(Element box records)

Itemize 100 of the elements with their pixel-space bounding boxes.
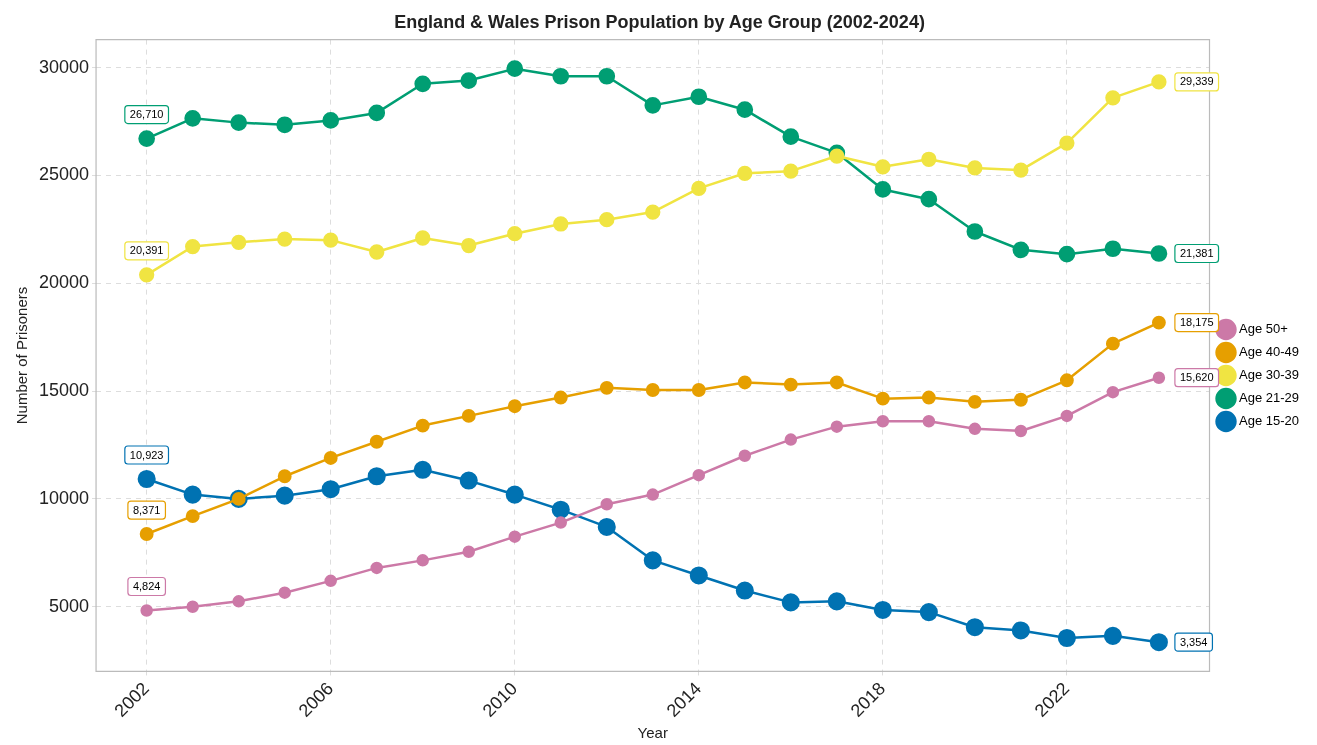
- point: [1014, 424, 1028, 438]
- point: [415, 230, 431, 246]
- point: [645, 383, 660, 397]
- point: [462, 545, 475, 558]
- point: [782, 128, 800, 145]
- point: [278, 586, 291, 599]
- point: [874, 181, 892, 198]
- point: [784, 433, 798, 446]
- point: [690, 88, 708, 106]
- legend-label: Age 15-20: [1239, 413, 1300, 429]
- point: [781, 593, 800, 612]
- point: [598, 67, 616, 85]
- point: [230, 114, 248, 131]
- point: [276, 116, 294, 134]
- point: [643, 551, 662, 570]
- chart-title: England & Wales Prison Population by Age Group (2002-2024): [394, 11, 925, 32]
- point: [552, 67, 570, 85]
- y-tick-label: 5000: [49, 595, 90, 616]
- point: [1151, 74, 1167, 90]
- legend-label: Age 30-39: [1239, 367, 1300, 383]
- point: [137, 469, 156, 489]
- point: [1059, 373, 1074, 388]
- point: [876, 415, 890, 428]
- data-label: 3,354: [1179, 635, 1208, 648]
- point: [1060, 409, 1074, 423]
- data-label: 18,175: [1179, 316, 1214, 329]
- point: [138, 130, 156, 147]
- point: [1150, 245, 1168, 262]
- point: [461, 237, 477, 254]
- point: [140, 604, 153, 617]
- point: [689, 566, 708, 585]
- point: [1013, 162, 1029, 178]
- point: [873, 600, 892, 620]
- point: [1103, 626, 1122, 645]
- data-label: 20,391: [129, 244, 164, 257]
- point: [968, 422, 982, 436]
- point: [1013, 392, 1028, 407]
- point: [231, 234, 247, 250]
- point: [460, 72, 478, 89]
- point: [413, 460, 432, 479]
- point: [459, 471, 478, 490]
- legend-label: Age 50+: [1239, 321, 1288, 337]
- point: [737, 165, 753, 181]
- point: [920, 190, 938, 208]
- point: [599, 380, 614, 395]
- point: [367, 467, 386, 486]
- point: [738, 449, 752, 463]
- point: [1151, 315, 1166, 330]
- y-tick-label: 15000: [38, 380, 90, 401]
- point: [139, 267, 155, 283]
- point: [875, 391, 890, 406]
- y-axis-title: Number of Prisoners: [13, 286, 31, 425]
- point: [1058, 245, 1076, 263]
- point: [322, 112, 340, 129]
- point: [1105, 90, 1121, 106]
- point: [414, 75, 432, 93]
- point: [277, 231, 293, 247]
- point: [737, 375, 752, 390]
- point: [553, 390, 568, 405]
- point: [967, 160, 983, 176]
- point: [507, 399, 522, 414]
- point: [551, 500, 570, 519]
- point: [139, 527, 154, 541]
- y-tick-label: 20000: [38, 272, 90, 293]
- point: [1104, 240, 1122, 258]
- point: [324, 574, 337, 588]
- point: [416, 554, 429, 567]
- point: [554, 516, 568, 529]
- point: [461, 408, 476, 423]
- point: [507, 226, 523, 242]
- point: [415, 418, 430, 433]
- point: [783, 163, 799, 179]
- legend-label: Age 21-29: [1239, 390, 1300, 406]
- data-label: 4,824: [132, 580, 161, 593]
- point: [1152, 371, 1166, 384]
- point: [830, 420, 844, 433]
- point: [829, 375, 844, 390]
- point: [183, 485, 202, 504]
- point: [736, 101, 754, 119]
- point: [692, 468, 706, 482]
- point: [370, 561, 383, 575]
- data-label: 29,339: [1179, 75, 1214, 88]
- point: [186, 600, 199, 613]
- point: [599, 212, 615, 228]
- point: [965, 618, 984, 637]
- point: [185, 509, 200, 524]
- legend-label: Age 40-49: [1239, 344, 1300, 360]
- point: [368, 104, 386, 122]
- point: [919, 603, 938, 622]
- y-tick-label: 30000: [38, 56, 90, 77]
- point: [1059, 135, 1075, 151]
- point: [1105, 336, 1120, 351]
- point: [1149, 633, 1168, 652]
- point: [185, 238, 201, 255]
- point: [321, 480, 340, 499]
- point: [827, 592, 846, 611]
- point: [184, 109, 202, 127]
- point: [644, 97, 662, 114]
- y-tick-label: 25000: [38, 164, 90, 185]
- data-label: 15,620: [1179, 371, 1214, 384]
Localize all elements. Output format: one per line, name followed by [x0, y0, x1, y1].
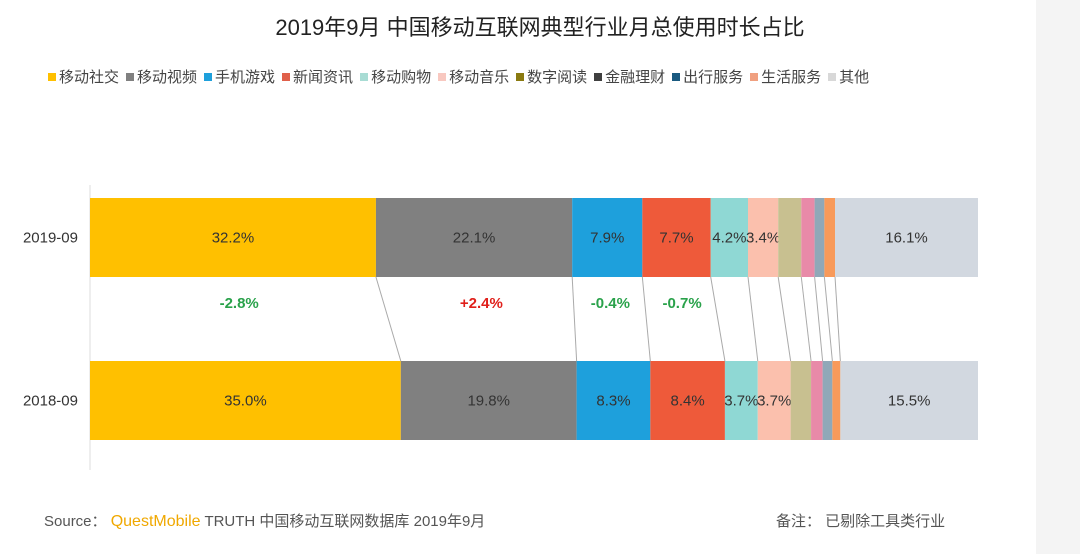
data-label: 8.4%	[671, 393, 705, 410]
legend-label: 数字阅读	[527, 69, 588, 86]
bar-segment	[724, 361, 758, 440]
legend: 移动社交 移动视频 手机游戏 新闻资讯 移动购物 移动音乐 数字阅读 金融理财 出行服务 生活服务…	[48, 66, 869, 87]
source-line: Source： QuestMobile TRUTH 中国移动互联网数据库 201…	[44, 510, 485, 531]
change-label: -0.7%	[662, 295, 701, 312]
bar-segment	[840, 361, 978, 440]
legend-label: 移动购物	[371, 69, 432, 86]
legend-label: 出行服务	[683, 69, 744, 86]
connector-line	[375, 276, 402, 362]
change-label: +2.4%	[460, 295, 503, 312]
data-label: 7.9%	[590, 230, 624, 247]
legend-label: 金融理财	[605, 69, 666, 86]
legend-swatch	[828, 72, 837, 81]
legend-item: 移动购物	[360, 66, 431, 87]
bar-segment	[576, 361, 651, 440]
data-label: 32.2%	[212, 230, 255, 247]
connector-line	[571, 276, 578, 362]
legend-item: 金融理财	[594, 66, 665, 87]
connector-line	[747, 276, 759, 362]
legend-swatch	[516, 72, 525, 81]
bar-segment	[824, 198, 836, 277]
legend-item: 手机游戏	[204, 66, 275, 87]
data-label: 3.4%	[746, 230, 780, 247]
bar-segment	[710, 198, 749, 277]
legend-swatch	[360, 72, 369, 81]
legend-label: 新闻资讯	[293, 69, 354, 86]
change-label: -2.8%	[220, 295, 259, 312]
legend-item: 生活服务	[750, 66, 821, 87]
legend-swatch	[204, 72, 213, 81]
legend-swatch	[594, 72, 603, 81]
legend-label: 移动视频	[137, 69, 198, 86]
chart-title: 2019年9月 中国移动互联网典型行业月总使用时长占比	[275, 15, 805, 40]
legend-label: 手机游戏	[215, 69, 276, 86]
legend-item: 移动社交	[48, 66, 119, 87]
legend-item: 移动音乐	[438, 66, 509, 87]
bar-segment	[790, 361, 812, 440]
legend-swatch	[282, 72, 291, 81]
legend-swatch	[126, 72, 135, 81]
connector-line	[641, 276, 651, 362]
legend-swatch	[48, 72, 56, 81]
legend-swatch	[438, 72, 447, 81]
connector-line	[710, 276, 726, 362]
bar-segment	[748, 198, 779, 277]
connector-line	[800, 276, 812, 362]
data-label: 4.2%	[712, 230, 746, 247]
category-label: 2018-09	[23, 393, 78, 410]
bar-segment	[814, 198, 825, 277]
data-label: 35.0%	[224, 393, 267, 410]
connector-line	[814, 276, 824, 362]
legend-label: 移动社交	[59, 69, 120, 86]
data-label: 3.7%	[757, 393, 791, 410]
connector-line	[777, 276, 792, 362]
page-edge	[1036, 0, 1080, 554]
data-label: 19.8%	[467, 393, 510, 410]
bar-segment	[778, 198, 802, 277]
bar-segment	[572, 198, 643, 277]
data-label: 7.7%	[659, 230, 693, 247]
legend-item: 数字阅读	[516, 66, 587, 87]
legend-item: 新闻资讯	[282, 66, 353, 87]
data-label: 16.1%	[885, 230, 928, 247]
legend-item: 其他	[828, 66, 869, 87]
bar-segment	[400, 361, 577, 440]
bar-segment	[835, 198, 978, 277]
source-text: TRUTH 中国移动互联网数据库 2019年9月	[204, 513, 486, 530]
bar-segment	[822, 361, 833, 440]
category-label: 2019-09	[23, 230, 78, 247]
legend-label: 移动音乐	[449, 69, 510, 86]
bar-segment	[757, 361, 791, 440]
data-label: 8.3%	[596, 393, 630, 410]
bar-segment	[832, 361, 841, 440]
legend-swatch	[750, 72, 759, 81]
data-label: 15.5%	[888, 393, 931, 410]
data-label: 22.1%	[453, 230, 496, 247]
legend-label: 其他	[839, 69, 870, 86]
footnote: 备注： 已剔除工具类行业	[776, 513, 946, 530]
source-label: Source：	[44, 513, 107, 530]
legend-item: 出行服务	[672, 66, 743, 87]
bar-segment	[642, 198, 711, 277]
bar-segment	[375, 198, 573, 277]
legend-swatch	[672, 72, 681, 81]
change-label: -0.4%	[591, 295, 630, 312]
legend-label: 生活服务	[761, 69, 822, 86]
data-label: 3.7%	[724, 393, 758, 410]
bar-segment	[90, 198, 376, 277]
legend-item: 移动视频	[126, 66, 197, 87]
connector-line	[834, 276, 841, 362]
connector-line	[823, 276, 833, 362]
bar-segment	[811, 361, 823, 440]
bar-segment	[90, 361, 401, 440]
bar-segment	[650, 361, 725, 440]
brand-name: QuestMobile	[110, 513, 201, 530]
bar-segment	[801, 198, 815, 277]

**Task to carry out:**
Repeat the stretch of lines from the one containing "393, 705, 410]" through the one containing "source-line: Source： QuestMobile", reproducing each line word for word.

**Correct output:**
data-label: 8.4%	[671, 393, 705, 410]
legend-label: 数字阅读	[527, 69, 588, 86]
bar-segment	[724, 361, 758, 440]
legend: 移动社交 移动视频 手机游戏 新闻资讯 移动购物 移动音乐 数字阅读 金融理财 出行服务 生活服务…	[48, 66, 869, 87]
source-line: Source： QuestMobile TRUTH 中国移动互联网数据库 201…	[44, 510, 485, 531]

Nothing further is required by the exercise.